What this task involves ▸ Leave the pictures out, and retype all of the material exactly as written.
● ● ●
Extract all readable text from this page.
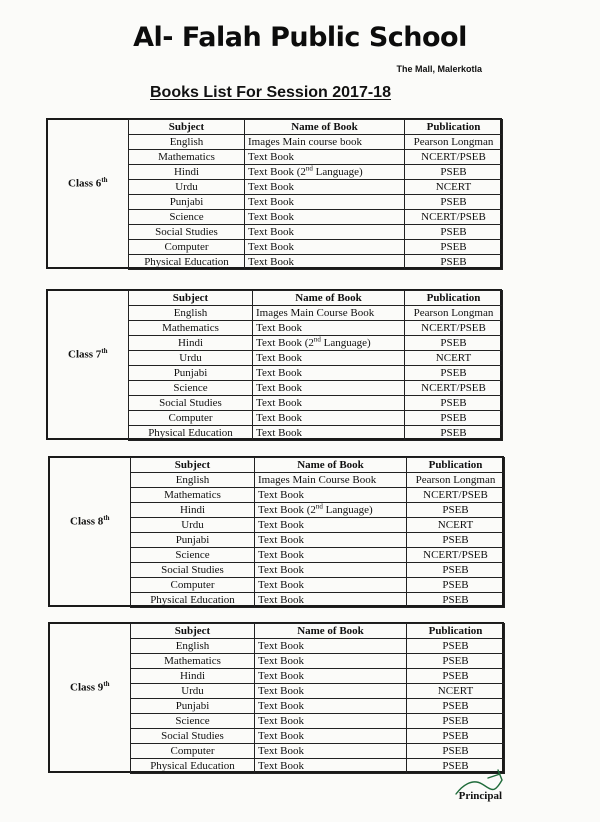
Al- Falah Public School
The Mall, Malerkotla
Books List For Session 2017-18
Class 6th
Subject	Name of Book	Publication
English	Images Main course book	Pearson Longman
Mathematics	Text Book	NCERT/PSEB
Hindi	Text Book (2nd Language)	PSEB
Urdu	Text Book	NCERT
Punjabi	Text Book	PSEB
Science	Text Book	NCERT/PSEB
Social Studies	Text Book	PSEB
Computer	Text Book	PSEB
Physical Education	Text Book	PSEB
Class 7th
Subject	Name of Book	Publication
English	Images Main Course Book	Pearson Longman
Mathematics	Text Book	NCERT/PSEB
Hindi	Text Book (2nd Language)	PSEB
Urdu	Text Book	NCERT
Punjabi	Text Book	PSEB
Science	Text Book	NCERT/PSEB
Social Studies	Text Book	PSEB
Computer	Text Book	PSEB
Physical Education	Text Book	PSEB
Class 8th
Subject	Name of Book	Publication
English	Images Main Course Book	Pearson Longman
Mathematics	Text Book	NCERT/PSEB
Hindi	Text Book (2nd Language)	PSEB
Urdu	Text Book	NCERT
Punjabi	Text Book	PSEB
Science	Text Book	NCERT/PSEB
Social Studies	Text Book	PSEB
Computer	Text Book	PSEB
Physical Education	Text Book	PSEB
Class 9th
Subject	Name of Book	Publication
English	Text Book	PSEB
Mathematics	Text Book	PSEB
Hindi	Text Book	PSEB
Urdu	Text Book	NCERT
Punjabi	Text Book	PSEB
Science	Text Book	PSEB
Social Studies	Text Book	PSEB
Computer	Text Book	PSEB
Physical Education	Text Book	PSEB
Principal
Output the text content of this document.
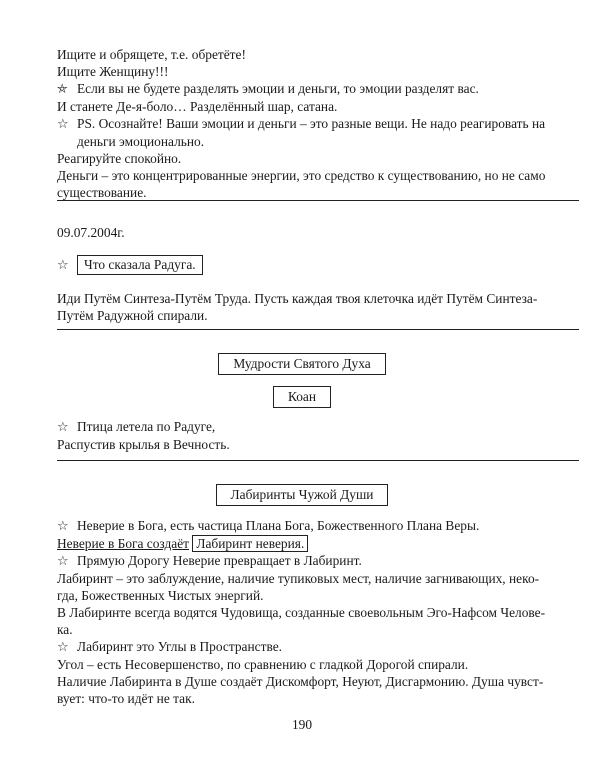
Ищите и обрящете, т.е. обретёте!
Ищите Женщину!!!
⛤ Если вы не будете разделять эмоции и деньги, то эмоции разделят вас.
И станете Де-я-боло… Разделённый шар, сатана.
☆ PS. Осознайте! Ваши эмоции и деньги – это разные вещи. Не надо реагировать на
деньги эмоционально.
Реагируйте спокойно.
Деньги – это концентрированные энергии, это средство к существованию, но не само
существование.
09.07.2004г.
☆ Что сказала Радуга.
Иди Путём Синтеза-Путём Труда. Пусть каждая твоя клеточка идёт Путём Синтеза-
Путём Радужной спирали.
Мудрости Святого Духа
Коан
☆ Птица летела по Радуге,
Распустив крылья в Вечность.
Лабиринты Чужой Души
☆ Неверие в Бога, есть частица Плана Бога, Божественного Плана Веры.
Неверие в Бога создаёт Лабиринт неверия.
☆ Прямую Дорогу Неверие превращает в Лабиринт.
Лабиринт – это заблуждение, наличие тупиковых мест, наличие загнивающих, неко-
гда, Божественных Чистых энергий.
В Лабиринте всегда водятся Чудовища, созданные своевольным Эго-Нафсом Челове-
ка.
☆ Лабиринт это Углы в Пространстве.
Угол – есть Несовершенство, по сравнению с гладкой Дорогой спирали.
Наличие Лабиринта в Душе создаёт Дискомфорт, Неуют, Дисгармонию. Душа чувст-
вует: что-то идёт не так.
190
● ● ●
Result ▸
Extract all readable text from this page.
Al- Falah Public School
The Mall, Malerkotla
Books List For Session 2017-18
Class 6th
Subject	Name of Book	Publication
English	Images Main course book	Pearson Longman
Mathematics	Text Book	NCERT/PSEB
Hindi	Text Book (2nd Language)	PSEB
Urdu	Text Book	NCERT
Punjabi	Text Book	PSEB
Science	Text Book	NCERT/PSEB
Social Studies	Text Book	PSEB
Computer	Text Book	PSEB
Physical Education	Text Book	PSEB
Class 7th
Subject	Name of Book	Publication
English	Images Main Course Book	Pearson Longman
Mathematics	Text Book	NCERT/PSEB
Hindi	Text Book (2nd Language)	PSEB
Urdu	Text Book	NCERT
Punjabi	Text Book	PSEB
Science	Text Book	NCERT/PSEB
Social Studies	Text Book	PSEB
Computer	Text Book	PSEB
Physical Education	Text Book	PSEB
Class 8th
Subject	Name of Book	Publication
English	Images Main Course Book	Pearson Longman
Mathematics	Text Book	NCERT/PSEB
Hindi	Text Book (2nd Language)	PSEB
Urdu	Text Book	NCERT
Punjabi	Text Book	PSEB
Science	Text Book	NCERT/PSEB
Social Studies	Text Book	PSEB
Computer	Text Book	PSEB
Physical Education	Text Book	PSEB
Class 9th
Subject	Name of Book	Publication
English	Text Book	PSEB
Mathematics	Text Book	PSEB
Hindi	Text Book	PSEB
Urdu	Text Book	NCERT
Punjabi	Text Book	PSEB
Science	Text Book	PSEB
Social Studies	Text Book	PSEB
Computer	Text Book	PSEB
Physical Education	Text Book	PSEB
Principal
Output the text content of this document.
Ищите и обрящете, т.е. обретёте!
Ищите Женщину!!!
⛤ Если вы не будете разделять эмоции и деньги, то эмоции разделят вас.
И станете Де-я-боло… Разделённый шар, сатана.
☆ PS. Осознайте! Ваши эмоции и деньги – это разные вещи. Не надо реагировать на
деньги эмоционально.
Реагируйте спокойно.
Деньги – это концентрированные энергии, это средство к существованию, но не само
существование.
09.07.2004г.
☆ Что сказала Радуга.
Иди Путём Синтеза-Путём Труда. Пусть каждая твоя клеточка идёт Путём Синтеза-
Путём Радужной спирали.
Мудрости Святого Духа
Коан
☆ Птица летела по Радуге,
Распустив крылья в Вечность.
Лабиринты Чужой Души
☆ Неверие в Бога, есть частица Плана Бога, Божественного Плана Веры.
Неверие в Бога создаёт Лабиринт неверия.
☆ Прямую Дорогу Неверие превращает в Лабиринт.
Лабиринт – это заблуждение, наличие тупиковых мест, наличие загнивающих, неко-
гда, Божественных Чистых энергий.
В Лабиринте всегда водятся Чудовища, созданные своевольным Эго-Нафсом Челове-
ка.
☆ Лабиринт это Углы в Пространстве.
Угол – есть Несовершенство, по сравнению с гладкой Дорогой спирали.
Наличие Лабиринта в Душе создаёт Дискомфорт, Неуют, Дисгармонию. Душа чувст-
вует: что-то идёт не так.
190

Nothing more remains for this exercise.